- Goal of the exercise -
In the listing below, find every line with the string "保障农民工工资支付条例" and pull it out.

- Dataset records -
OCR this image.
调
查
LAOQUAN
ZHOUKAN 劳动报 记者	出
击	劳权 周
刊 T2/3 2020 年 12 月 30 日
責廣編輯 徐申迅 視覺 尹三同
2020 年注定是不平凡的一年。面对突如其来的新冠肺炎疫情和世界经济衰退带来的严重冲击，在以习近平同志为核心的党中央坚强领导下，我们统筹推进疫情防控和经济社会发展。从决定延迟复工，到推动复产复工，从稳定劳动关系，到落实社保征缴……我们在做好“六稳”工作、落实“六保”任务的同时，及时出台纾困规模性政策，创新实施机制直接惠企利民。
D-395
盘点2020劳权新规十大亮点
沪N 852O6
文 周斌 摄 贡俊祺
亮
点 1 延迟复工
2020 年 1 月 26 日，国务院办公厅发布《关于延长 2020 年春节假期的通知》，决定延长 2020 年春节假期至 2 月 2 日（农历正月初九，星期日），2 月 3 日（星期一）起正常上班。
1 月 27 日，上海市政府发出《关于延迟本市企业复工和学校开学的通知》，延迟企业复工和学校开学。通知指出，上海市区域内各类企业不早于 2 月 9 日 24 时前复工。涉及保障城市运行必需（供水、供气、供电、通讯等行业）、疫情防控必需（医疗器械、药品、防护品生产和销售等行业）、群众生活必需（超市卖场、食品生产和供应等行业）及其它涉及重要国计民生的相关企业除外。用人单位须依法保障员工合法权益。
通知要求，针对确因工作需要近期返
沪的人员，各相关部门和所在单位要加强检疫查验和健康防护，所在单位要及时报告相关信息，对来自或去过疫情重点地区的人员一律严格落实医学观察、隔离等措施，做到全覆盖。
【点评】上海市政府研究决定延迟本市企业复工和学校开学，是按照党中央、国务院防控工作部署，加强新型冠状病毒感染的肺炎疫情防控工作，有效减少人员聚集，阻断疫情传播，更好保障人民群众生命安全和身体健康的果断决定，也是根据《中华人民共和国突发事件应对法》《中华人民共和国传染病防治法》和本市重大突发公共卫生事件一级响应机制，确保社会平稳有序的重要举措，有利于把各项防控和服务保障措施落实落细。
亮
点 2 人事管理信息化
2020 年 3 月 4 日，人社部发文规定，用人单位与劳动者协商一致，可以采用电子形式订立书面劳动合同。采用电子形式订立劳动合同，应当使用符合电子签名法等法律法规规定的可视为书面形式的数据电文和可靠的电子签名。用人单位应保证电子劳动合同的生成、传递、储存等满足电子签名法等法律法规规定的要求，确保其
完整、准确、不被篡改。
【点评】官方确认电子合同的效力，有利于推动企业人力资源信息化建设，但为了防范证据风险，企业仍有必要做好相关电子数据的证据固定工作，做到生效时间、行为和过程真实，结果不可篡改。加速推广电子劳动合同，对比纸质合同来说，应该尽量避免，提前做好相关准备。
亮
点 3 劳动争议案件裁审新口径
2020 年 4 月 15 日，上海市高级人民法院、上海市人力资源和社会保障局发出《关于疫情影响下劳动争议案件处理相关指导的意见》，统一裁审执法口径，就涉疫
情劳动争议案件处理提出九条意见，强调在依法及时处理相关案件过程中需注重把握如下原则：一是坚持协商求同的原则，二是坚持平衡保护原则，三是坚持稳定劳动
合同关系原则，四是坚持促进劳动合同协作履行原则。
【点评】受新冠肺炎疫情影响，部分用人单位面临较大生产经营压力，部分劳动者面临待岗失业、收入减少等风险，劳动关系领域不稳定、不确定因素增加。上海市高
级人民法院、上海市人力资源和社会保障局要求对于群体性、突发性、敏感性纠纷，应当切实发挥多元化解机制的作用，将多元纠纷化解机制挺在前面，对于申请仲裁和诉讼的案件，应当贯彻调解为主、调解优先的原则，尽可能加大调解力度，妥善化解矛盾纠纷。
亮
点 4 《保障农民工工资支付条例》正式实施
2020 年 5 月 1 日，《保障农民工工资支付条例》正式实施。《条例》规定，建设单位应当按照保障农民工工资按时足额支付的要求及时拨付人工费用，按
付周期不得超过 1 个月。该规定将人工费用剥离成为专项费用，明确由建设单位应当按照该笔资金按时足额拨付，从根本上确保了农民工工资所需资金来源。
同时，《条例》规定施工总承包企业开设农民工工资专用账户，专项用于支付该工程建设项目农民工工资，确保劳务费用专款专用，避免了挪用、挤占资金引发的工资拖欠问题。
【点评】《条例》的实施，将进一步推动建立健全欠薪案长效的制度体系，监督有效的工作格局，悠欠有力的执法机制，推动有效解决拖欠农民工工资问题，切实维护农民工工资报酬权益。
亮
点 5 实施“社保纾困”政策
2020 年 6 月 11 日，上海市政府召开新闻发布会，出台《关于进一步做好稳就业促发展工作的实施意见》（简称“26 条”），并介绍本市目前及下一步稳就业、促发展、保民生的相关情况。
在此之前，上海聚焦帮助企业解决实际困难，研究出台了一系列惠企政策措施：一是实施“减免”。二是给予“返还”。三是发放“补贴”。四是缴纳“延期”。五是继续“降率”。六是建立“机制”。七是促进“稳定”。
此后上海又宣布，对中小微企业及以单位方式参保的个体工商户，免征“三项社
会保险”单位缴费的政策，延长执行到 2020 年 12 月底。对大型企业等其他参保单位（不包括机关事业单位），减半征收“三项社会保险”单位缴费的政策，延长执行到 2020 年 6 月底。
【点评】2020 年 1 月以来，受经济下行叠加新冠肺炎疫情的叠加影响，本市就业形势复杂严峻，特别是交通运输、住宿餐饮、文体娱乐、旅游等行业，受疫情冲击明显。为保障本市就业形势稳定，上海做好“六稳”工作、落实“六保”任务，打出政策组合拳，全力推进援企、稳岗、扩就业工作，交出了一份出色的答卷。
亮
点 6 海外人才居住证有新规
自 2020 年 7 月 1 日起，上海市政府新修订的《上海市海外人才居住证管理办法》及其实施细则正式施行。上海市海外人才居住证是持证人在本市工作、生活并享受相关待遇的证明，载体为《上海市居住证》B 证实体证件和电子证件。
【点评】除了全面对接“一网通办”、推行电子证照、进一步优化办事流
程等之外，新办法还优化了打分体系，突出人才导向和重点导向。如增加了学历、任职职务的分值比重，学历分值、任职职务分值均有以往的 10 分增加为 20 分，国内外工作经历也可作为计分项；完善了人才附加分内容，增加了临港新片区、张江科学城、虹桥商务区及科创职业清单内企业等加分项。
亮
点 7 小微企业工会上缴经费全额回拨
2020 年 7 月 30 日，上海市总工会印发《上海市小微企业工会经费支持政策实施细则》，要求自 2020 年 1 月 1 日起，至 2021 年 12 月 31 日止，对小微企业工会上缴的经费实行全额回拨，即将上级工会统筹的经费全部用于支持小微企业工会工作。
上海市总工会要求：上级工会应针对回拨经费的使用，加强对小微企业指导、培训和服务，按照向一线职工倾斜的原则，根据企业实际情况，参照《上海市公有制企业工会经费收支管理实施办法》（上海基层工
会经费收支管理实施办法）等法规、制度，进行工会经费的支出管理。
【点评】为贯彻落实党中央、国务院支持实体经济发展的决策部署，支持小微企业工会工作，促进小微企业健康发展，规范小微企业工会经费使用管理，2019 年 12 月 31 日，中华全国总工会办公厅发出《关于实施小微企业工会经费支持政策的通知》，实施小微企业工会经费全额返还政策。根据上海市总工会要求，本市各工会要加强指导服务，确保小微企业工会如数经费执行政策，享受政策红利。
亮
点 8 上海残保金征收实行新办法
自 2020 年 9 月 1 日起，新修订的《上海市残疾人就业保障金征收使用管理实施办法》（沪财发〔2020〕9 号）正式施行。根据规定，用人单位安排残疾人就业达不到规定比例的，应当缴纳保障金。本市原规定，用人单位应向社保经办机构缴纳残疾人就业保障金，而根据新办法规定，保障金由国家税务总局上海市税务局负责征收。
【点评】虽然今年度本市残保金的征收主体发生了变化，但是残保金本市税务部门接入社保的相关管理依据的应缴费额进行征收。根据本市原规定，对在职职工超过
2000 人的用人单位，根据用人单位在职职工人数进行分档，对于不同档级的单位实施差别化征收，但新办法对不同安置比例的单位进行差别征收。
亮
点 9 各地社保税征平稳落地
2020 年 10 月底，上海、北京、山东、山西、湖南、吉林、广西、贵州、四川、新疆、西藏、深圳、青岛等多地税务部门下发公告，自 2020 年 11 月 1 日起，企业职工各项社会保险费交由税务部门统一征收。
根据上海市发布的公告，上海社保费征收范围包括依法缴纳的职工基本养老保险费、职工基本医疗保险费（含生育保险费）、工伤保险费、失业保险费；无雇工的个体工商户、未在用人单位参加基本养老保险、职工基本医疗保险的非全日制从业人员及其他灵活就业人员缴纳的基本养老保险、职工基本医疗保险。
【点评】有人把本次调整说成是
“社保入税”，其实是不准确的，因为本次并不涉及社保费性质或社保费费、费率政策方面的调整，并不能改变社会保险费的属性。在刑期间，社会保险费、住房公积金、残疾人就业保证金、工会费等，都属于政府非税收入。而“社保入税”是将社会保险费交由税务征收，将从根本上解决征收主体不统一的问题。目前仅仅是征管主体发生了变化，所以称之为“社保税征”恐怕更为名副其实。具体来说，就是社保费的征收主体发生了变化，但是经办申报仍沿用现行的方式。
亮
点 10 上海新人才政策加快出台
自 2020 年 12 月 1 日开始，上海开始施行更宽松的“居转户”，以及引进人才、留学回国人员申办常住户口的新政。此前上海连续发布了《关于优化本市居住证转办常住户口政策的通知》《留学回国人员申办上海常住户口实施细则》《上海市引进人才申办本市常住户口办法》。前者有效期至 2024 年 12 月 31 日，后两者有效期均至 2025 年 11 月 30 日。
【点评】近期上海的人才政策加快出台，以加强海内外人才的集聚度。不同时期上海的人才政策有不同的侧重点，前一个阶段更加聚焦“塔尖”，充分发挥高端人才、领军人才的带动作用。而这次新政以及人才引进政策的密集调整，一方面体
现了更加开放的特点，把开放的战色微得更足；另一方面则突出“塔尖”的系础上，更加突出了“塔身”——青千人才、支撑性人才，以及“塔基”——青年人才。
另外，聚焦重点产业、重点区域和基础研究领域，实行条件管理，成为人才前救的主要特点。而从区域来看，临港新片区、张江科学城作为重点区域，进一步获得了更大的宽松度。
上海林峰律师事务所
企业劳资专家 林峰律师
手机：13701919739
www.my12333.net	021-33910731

- Full solution -
点 4 《保障农民工工资支付条例》正式实施
2020 年 5 月 1 日，《保障农民工工资支付条例》正式实施。《条例》规定，建设单位应当按照保障农民工工资按时足额支付的要求及时拨付人工费用，按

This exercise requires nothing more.